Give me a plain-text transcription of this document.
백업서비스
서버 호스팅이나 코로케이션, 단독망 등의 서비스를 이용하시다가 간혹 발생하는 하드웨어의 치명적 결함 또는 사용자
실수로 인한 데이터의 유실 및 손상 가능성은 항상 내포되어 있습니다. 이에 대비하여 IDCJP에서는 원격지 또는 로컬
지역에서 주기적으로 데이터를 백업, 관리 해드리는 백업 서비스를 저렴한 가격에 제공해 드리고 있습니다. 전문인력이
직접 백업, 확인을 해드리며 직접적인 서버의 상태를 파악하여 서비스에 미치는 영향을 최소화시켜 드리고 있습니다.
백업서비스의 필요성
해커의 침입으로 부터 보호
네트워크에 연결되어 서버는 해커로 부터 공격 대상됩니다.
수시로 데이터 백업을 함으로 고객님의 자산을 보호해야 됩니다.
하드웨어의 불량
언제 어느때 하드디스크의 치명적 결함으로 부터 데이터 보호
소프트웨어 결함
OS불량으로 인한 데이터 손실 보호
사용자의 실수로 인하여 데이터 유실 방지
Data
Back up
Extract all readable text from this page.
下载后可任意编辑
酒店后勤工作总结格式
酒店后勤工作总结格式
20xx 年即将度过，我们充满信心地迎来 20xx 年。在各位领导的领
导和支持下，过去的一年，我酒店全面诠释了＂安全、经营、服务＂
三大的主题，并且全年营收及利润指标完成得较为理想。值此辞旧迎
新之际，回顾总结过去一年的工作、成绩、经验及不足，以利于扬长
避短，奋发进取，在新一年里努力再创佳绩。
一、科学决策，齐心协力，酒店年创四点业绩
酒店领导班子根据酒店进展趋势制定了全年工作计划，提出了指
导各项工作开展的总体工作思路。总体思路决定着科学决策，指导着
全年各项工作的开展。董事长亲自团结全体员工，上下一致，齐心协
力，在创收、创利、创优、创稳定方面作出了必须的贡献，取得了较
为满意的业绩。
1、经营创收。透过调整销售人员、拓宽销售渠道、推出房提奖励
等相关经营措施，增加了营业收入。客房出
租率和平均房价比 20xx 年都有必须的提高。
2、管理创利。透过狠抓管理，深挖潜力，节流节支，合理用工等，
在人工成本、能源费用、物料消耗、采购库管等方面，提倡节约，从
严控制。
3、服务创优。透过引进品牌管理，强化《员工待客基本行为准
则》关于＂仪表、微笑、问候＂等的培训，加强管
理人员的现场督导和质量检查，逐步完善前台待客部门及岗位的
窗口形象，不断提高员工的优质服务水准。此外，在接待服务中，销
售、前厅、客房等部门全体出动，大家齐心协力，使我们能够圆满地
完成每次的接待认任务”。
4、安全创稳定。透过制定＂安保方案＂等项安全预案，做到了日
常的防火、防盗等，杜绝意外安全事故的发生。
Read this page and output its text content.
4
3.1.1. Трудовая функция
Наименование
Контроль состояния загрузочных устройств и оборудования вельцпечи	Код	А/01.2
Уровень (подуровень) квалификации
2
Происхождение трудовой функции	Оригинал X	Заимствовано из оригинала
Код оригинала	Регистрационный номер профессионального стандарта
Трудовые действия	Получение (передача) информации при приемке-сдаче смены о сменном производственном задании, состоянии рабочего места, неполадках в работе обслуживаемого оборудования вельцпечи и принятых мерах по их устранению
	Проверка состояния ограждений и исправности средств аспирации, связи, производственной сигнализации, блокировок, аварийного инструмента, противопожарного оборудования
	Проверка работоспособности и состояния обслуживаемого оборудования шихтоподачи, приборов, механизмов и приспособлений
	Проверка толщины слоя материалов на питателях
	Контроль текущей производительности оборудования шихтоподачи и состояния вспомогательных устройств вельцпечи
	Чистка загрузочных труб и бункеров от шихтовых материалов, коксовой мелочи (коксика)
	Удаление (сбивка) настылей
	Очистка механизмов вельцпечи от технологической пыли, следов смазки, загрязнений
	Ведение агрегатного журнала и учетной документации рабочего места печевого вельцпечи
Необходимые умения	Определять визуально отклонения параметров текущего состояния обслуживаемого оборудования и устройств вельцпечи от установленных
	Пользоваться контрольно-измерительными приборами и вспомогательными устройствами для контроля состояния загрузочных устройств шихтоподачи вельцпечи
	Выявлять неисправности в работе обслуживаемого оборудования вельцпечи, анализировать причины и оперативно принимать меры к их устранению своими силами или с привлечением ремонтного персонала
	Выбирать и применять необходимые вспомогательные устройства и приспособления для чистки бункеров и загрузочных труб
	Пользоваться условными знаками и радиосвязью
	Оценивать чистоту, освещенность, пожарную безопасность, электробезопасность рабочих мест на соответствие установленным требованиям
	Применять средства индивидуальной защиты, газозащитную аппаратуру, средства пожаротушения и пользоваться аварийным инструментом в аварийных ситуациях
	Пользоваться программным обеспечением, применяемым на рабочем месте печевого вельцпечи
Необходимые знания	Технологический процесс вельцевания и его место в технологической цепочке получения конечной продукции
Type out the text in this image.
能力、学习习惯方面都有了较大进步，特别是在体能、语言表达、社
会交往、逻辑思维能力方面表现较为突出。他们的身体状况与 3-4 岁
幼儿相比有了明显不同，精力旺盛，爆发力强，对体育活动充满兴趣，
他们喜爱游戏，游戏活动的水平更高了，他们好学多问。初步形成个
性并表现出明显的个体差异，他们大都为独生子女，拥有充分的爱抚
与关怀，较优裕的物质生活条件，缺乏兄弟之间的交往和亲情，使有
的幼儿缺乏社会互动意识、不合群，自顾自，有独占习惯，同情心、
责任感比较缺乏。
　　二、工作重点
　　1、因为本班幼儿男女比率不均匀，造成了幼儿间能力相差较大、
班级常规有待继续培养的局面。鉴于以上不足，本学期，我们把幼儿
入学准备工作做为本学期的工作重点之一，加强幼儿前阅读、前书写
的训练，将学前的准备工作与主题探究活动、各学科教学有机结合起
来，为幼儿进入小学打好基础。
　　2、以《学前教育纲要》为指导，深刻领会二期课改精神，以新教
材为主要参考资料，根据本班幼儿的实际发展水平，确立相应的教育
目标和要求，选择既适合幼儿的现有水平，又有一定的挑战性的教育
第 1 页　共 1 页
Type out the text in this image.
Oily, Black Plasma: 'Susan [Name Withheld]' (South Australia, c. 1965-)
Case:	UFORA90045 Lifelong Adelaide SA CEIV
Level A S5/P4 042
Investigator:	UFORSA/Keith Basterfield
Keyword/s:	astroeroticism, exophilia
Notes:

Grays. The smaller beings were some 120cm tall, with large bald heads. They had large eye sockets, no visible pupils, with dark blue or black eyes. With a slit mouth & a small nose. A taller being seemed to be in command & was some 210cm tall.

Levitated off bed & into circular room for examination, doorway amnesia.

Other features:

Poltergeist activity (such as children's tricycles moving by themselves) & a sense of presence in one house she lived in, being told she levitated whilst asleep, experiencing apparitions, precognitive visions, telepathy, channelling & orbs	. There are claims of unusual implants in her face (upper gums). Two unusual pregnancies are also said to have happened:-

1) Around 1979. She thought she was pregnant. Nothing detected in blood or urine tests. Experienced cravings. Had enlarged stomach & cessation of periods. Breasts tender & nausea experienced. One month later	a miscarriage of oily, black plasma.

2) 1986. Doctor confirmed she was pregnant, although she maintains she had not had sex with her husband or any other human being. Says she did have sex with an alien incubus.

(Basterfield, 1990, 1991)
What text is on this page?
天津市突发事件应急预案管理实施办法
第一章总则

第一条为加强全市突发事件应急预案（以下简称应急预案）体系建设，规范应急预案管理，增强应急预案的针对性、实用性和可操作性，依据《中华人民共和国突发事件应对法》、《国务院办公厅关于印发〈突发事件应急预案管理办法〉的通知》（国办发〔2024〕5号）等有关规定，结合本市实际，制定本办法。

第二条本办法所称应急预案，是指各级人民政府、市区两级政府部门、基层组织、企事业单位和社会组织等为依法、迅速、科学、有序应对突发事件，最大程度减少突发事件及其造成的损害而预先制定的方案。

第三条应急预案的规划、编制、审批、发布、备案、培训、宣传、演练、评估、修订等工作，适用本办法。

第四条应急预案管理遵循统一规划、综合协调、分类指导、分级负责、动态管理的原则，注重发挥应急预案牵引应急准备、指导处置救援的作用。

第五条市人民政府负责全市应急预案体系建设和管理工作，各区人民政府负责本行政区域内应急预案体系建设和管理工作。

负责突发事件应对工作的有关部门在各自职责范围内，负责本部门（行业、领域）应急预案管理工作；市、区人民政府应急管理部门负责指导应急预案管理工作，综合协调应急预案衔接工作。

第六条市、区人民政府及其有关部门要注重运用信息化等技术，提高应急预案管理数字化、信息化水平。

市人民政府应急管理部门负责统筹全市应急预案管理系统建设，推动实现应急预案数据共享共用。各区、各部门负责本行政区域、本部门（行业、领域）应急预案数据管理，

+ + + + + + +

Exercise details:
Go through the material line by line. Show each line that contains the string "труб".

Exercise output:
	Чистка загрузочных труб и бункеров от шихтовых материалов, коксовой мелочи (коксика)
	Выбирать и применять необходимые вспомогательные устройства и приспособления для чистки бункеров и загрузочных труб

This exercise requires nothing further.